--- start Given information ---
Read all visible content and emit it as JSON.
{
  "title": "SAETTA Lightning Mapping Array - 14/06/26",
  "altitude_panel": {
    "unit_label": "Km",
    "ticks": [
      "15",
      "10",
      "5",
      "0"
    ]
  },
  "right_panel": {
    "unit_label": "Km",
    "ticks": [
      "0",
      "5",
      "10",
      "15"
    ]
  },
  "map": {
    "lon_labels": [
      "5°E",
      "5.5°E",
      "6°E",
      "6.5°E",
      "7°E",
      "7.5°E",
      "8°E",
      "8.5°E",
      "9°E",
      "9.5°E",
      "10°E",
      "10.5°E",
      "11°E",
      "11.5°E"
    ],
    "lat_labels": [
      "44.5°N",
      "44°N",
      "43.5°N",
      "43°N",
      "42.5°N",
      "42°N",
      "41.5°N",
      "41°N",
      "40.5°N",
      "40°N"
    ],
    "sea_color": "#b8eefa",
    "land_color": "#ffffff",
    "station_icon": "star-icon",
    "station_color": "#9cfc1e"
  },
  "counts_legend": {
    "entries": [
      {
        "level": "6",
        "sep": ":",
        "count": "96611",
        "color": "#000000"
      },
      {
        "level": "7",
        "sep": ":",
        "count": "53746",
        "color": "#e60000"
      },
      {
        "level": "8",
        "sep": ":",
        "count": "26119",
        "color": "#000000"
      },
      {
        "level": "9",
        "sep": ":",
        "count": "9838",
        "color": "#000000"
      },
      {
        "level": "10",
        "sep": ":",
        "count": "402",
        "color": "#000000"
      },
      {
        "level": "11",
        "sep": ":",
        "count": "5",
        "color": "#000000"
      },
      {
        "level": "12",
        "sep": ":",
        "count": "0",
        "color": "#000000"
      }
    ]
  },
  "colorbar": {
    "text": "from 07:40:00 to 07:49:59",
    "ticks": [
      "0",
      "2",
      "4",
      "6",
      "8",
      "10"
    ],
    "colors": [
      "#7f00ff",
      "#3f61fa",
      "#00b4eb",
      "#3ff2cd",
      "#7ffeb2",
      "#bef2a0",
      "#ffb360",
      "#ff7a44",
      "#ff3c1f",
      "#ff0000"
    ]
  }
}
--- end Given information ---
• **Task to complete**
Working from the material above, retype it in its entirety without change.

• **The answer**
Read all visible content and emit it as JSON.
{
  "title": "SAETTA Lightning Mapping Array - 14/06/26",
  "altitude_panel": {
    "unit_label": "Km",
    "ticks": [
      "15",
      "10",
      "5",
      "0"
    ]
  },
  "right_panel": {
    "unit_label": "Km",
    "ticks": [
      "0",
      "5",
      "10",
      "15"
    ]
  },
  "map": {
    "lon_labels": [
      "5°E",
      "5.5°E",
      "6°E",
      "6.5°E",
      "7°E",
      "7.5°E",
      "8°E",
      "8.5°E",
      "9°E",
      "9.5°E",
      "10°E",
      "10.5°E",
      "11°E",
      "11.5°E"
    ],
    "lat_labels": [
      "44.5°N",
      "44°N",
      "43.5°N",
      "43°N",
      "42.5°N",
      "42°N",
      "41.5°N",
      "41°N",
      "40.5°N",
      "40°N"
    ],
    "sea_color": "#b8eefa",
    "land_color": "#ffffff",
    "station_icon": "star-icon",
    "station_color": "#9cfc1e"
  },
  "counts_legend": {
    "entries": [
      {
        "level": "6",
        "sep": ":",
        "count": "96611",
        "color": "#000000"
      },
      {
        "level": "7",
        "sep": ":",
        "count": "53746",
        "color": "#e60000"
      },
      {
        "level": "8",
        "sep": ":",
        "count": "26119",
        "color": "#000000"
      },
      {
        "level": "9",
        "sep": ":",
        "count": "9838",
        "color": "#000000"
      },
      {
        "level": "10",
        "sep": ":",
        "count": "402",
        "color": "#000000"
      },
      {
        "level": "11",
        "sep": ":",
        "count": "5",
        "color": "#000000"
      },
      {
        "level": "12",
        "sep": ":",
        "count": "0",
        "color": "#000000"
      }
    ]
  },
  "colorbar": {
    "text": "from 07:40:00 to 07:49:59",
    "ticks": [
      "0",
      "2",
      "4",
      "6",
      "8",
      "10"
    ],
    "colors": [
      "#7f00ff",
      "#3f61fa",
      "#00b4eb",
      "#3ff2cd",
      "#7ffeb2",
      "#bef2a0",
      "#ffb360",
      "#ff7a44",
      "#ff3c1f",
      "#ff0000"
    ]
  }
}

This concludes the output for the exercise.